A run of records
++++++++++++++++++++

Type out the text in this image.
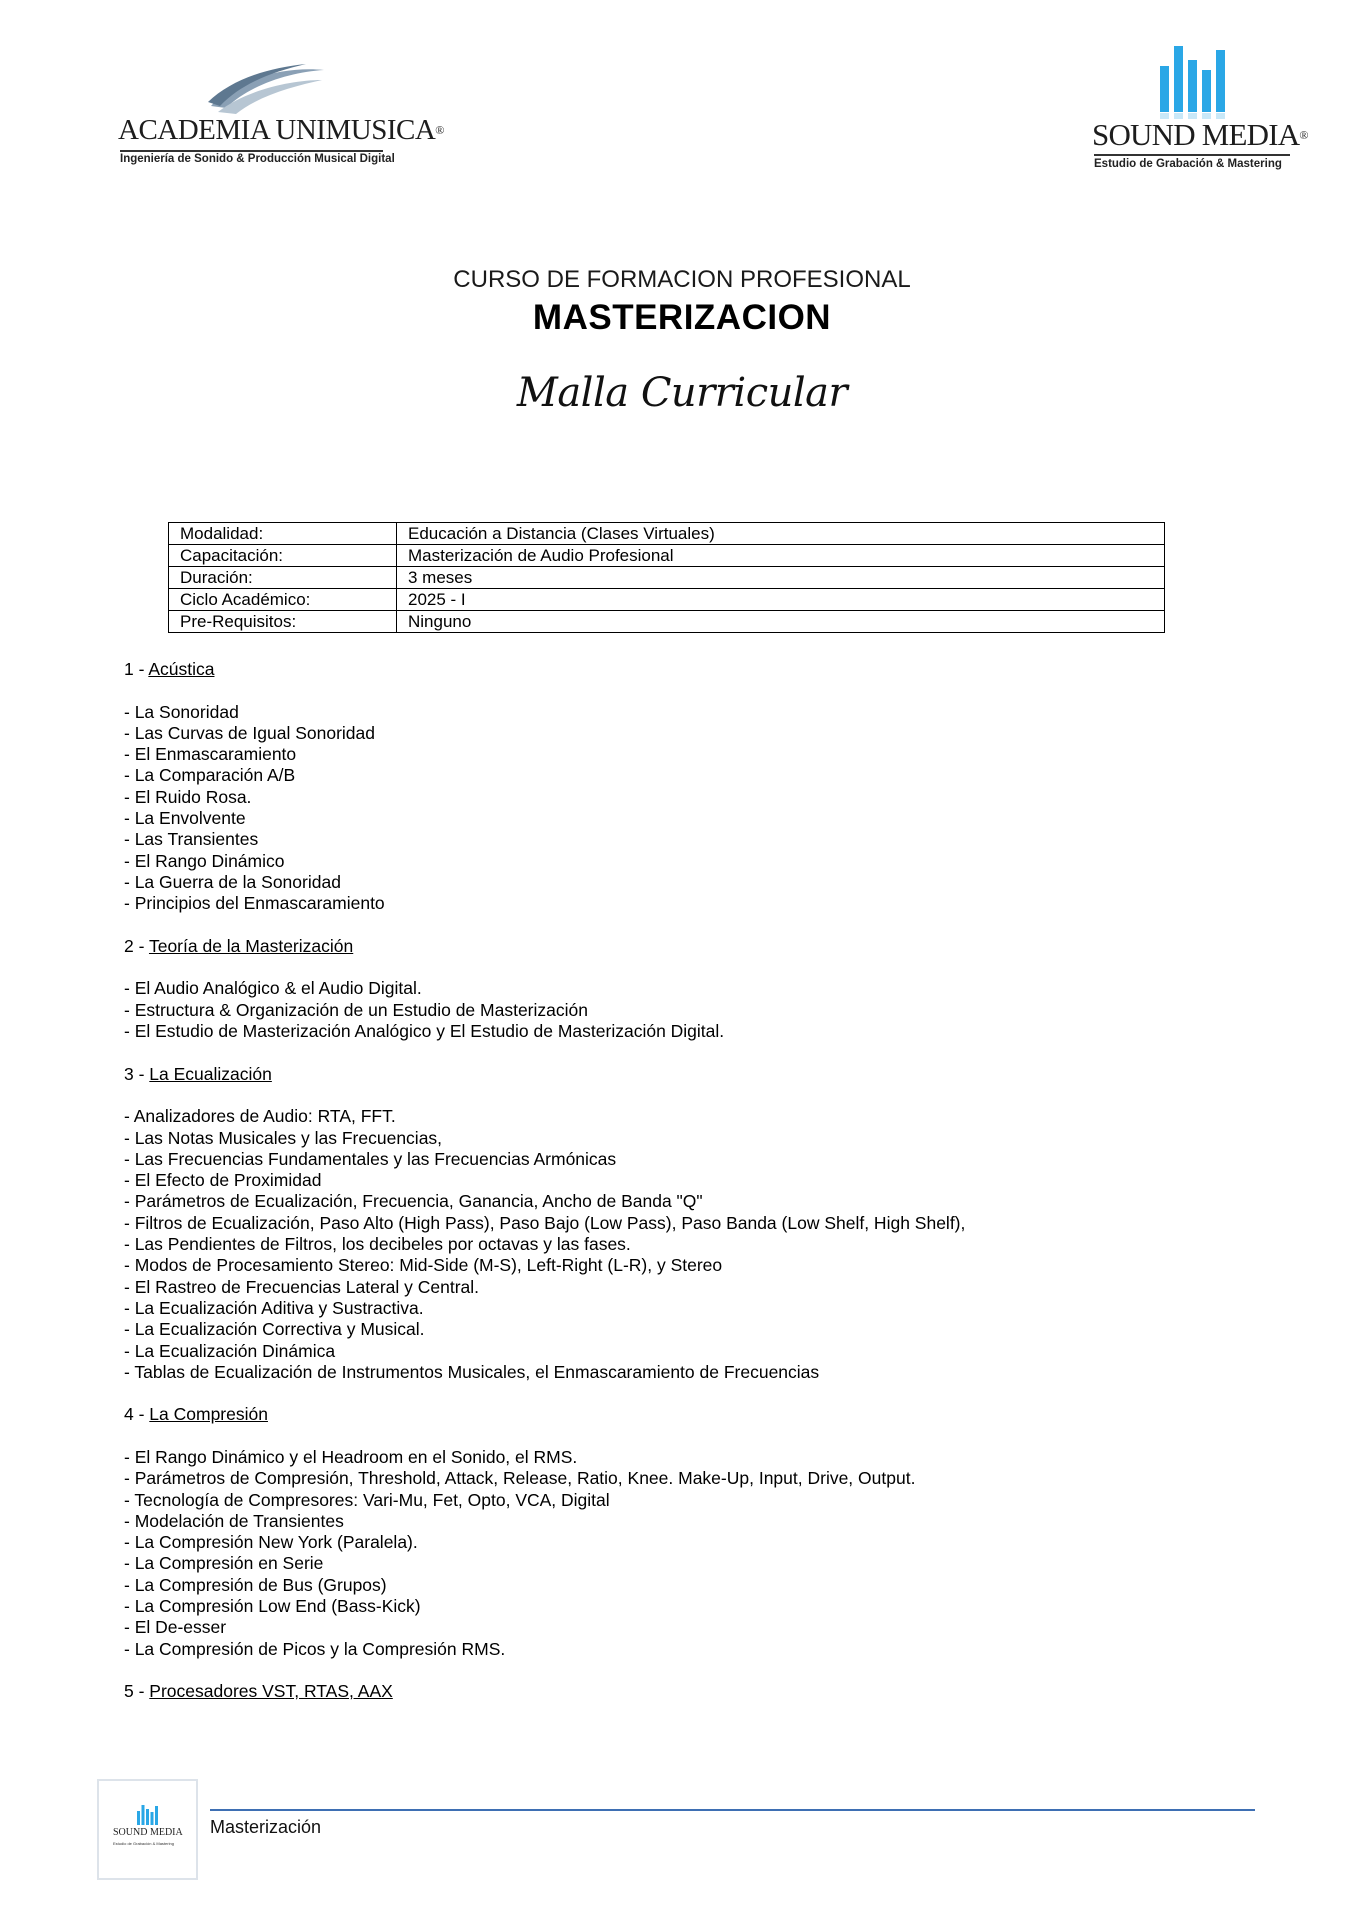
ACADEMIA UNIMUSICA®
Ingeniería de Sonido & Producción Musical Digital
SOUND MEDIA®
Estudio de Grabación & Mastering
CURSO DE FORMACION PROFESIONAL
MASTERIZACION
Malla Curricular
Modalidad:	Educación a Distancia (Clases Virtuales)
Capacitación:	Masterización de Audio Profesional
Duración:	3 meses
Ciclo Académico:	2025 - I
Pre-Requisitos:	Ninguno

1 - Acústica

- La Sonoridad

- Las Curvas de Igual Sonoridad

- El Enmascaramiento

- La Comparación A/B

- El Ruido Rosa.

- La Envolvente

- Las Transientes

- El Rango Dinámico

- La Guerra de la Sonoridad

- Principios del Enmascaramiento

2 - Teoría de la Masterización

- El Audio Analógico & el Audio Digital.

- Estructura & Organización de un Estudio de Masterización

- El Estudio de Masterización Analógico y El Estudio de Masterización Digital.

3 - La Ecualización

- Analizadores de Audio: RTA, FFT.

- Las Notas Musicales y las Frecuencias,

- Las Frecuencias Fundamentales y las Frecuencias Armónicas

- El Efecto de Proximidad

- Parámetros de Ecualización, Frecuencia, Ganancia, Ancho de Banda "Q"

- Filtros de Ecualización, Paso Alto (High Pass), Paso Bajo (Low Pass), Paso Banda (Low Shelf, High Shelf),

- Las Pendientes de Filtros, los decibeles por octavas y las fases.

- Modos de Procesamiento Stereo: Mid-Side (M-S), Left-Right (L-R), y Stereo

- El Rastreo de Frecuencias Lateral y Central.

- La Ecualización Aditiva y Sustractiva.

- La Ecualización Correctiva y Musical.

- La Ecualización Dinámica

- Tablas de Ecualización de Instrumentos Musicales, el Enmascaramiento de Frecuencias

4 - La Compresión

- El Rango Dinámico y el Headroom en el Sonido, el RMS.

- Parámetros de Compresión, Threshold, Attack, Release, Ratio, Knee. Make-Up, Input, Drive, Output.

- Tecnología de Compresores: Vari-Mu, Fet, Opto, VCA, Digital

- Modelación de Transientes

- La Compresión New York (Paralela).

- La Compresión en Serie

- La Compresión de Bus (Grupos)

- La Compresión Low End (Bass-Kick)

- El De-esser

- La Compresión de Picos y la Compresión RMS.

5 - Procesadores VST, RTAS, AAX

SOUND MEDIA
Estudio de Grabación & Mastering
Masterización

++++++++++++++++++++

# INSTRUCTIONS FOR THE TASK
Copy the listing over exactly, skipping the pictures it holds.

# CORRECT RESPONSE
Type out the text in this image.
ACADEMIA UNIMUSICA®
Ingeniería de Sonido & Producción Musical Digital
SOUND MEDIA®
Estudio de Grabación & Mastering
CURSO DE FORMACION PROFESIONAL
MASTERIZACION
Malla Curricular
Modalidad:	Educación a Distancia (Clases Virtuales)
Capacitación:	Masterización de Audio Profesional
Duración:	3 meses
Ciclo Académico:	2025 - I
Pre-Requisitos:	Ninguno

1 - Acústica

- La Sonoridad

- Las Curvas de Igual Sonoridad

- El Enmascaramiento

- La Comparación A/B

- El Ruido Rosa.

- La Envolvente

- Las Transientes

- El Rango Dinámico

- La Guerra de la Sonoridad

- Principios del Enmascaramiento

2 - Teoría de la Masterización

- El Audio Analógico & el Audio Digital.

- Estructura & Organización de un Estudio de Masterización

- El Estudio de Masterización Analógico y El Estudio de Masterización Digital.

3 - La Ecualización

- Analizadores de Audio: RTA, FFT.

- Las Notas Musicales y las Frecuencias,

- Las Frecuencias Fundamentales y las Frecuencias Armónicas

- El Efecto de Proximidad

- Parámetros de Ecualización, Frecuencia, Ganancia, Ancho de Banda "Q"

- Filtros de Ecualización, Paso Alto (High Pass), Paso Bajo (Low Pass), Paso Banda (Low Shelf, High Shelf),

- Las Pendientes de Filtros, los decibeles por octavas y las fases.

- Modos de Procesamiento Stereo: Mid-Side (M-S), Left-Right (L-R), y Stereo

- El Rastreo de Frecuencias Lateral y Central.

- La Ecualización Aditiva y Sustractiva.

- La Ecualización Correctiva y Musical.

- La Ecualización Dinámica

- Tablas de Ecualización de Instrumentos Musicales, el Enmascaramiento de Frecuencias

4 - La Compresión

- El Rango Dinámico y el Headroom en el Sonido, el RMS.

- Parámetros de Compresión, Threshold, Attack, Release, Ratio, Knee. Make-Up, Input, Drive, Output.

- Tecnología de Compresores: Vari-Mu, Fet, Opto, VCA, Digital

- Modelación de Transientes

- La Compresión New York (Paralela).

- La Compresión en Serie

- La Compresión de Bus (Grupos)

- La Compresión Low End (Bass-Kick)

- El De-esser

- La Compresión de Picos y la Compresión RMS.

5 - Procesadores VST, RTAS, AAX

SOUND MEDIA
Estudio de Grabación & Mastering
Masterización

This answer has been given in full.